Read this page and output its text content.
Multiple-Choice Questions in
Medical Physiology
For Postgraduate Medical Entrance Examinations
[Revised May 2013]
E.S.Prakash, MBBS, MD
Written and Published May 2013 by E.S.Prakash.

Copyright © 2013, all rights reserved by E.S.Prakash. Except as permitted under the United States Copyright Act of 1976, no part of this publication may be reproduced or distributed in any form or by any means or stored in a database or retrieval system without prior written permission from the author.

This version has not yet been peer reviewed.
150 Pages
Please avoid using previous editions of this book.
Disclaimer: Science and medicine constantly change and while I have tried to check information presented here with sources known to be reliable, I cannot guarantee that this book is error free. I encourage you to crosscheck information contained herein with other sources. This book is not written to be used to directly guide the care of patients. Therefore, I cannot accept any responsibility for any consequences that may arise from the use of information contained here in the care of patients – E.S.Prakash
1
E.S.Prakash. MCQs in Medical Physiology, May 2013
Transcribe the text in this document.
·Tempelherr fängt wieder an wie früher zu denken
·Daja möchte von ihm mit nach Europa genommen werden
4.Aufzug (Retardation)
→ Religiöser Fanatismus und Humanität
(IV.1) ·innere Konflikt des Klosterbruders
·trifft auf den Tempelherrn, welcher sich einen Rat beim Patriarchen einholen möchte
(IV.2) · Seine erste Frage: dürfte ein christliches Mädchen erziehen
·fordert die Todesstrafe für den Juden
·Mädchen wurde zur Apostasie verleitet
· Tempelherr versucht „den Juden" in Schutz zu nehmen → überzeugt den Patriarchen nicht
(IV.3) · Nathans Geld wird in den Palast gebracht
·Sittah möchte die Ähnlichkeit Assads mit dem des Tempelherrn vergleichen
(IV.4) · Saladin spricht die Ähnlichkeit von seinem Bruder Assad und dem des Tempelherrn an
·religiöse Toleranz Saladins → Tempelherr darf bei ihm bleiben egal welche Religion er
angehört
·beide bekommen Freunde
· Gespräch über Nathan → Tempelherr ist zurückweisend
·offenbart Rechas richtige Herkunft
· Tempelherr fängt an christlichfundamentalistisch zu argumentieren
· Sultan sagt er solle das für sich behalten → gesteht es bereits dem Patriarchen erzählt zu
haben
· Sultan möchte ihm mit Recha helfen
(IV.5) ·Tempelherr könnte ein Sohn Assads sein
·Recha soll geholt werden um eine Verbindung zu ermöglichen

--------------------------------------------------

Exercise goal
The answer must be every line of the listing that holds the word "möchte".

Task response
·Daja möchte von ihm mit nach Europa genommen werden
·trifft auf den Tempelherrn, welcher sich einen Rat beim Patriarchen einholen möchte
·Sittah möchte die Ähnlichkeit Assads mit dem des Tempelherrn vergleichen
· Sultan möchte ihm mit Recha helfen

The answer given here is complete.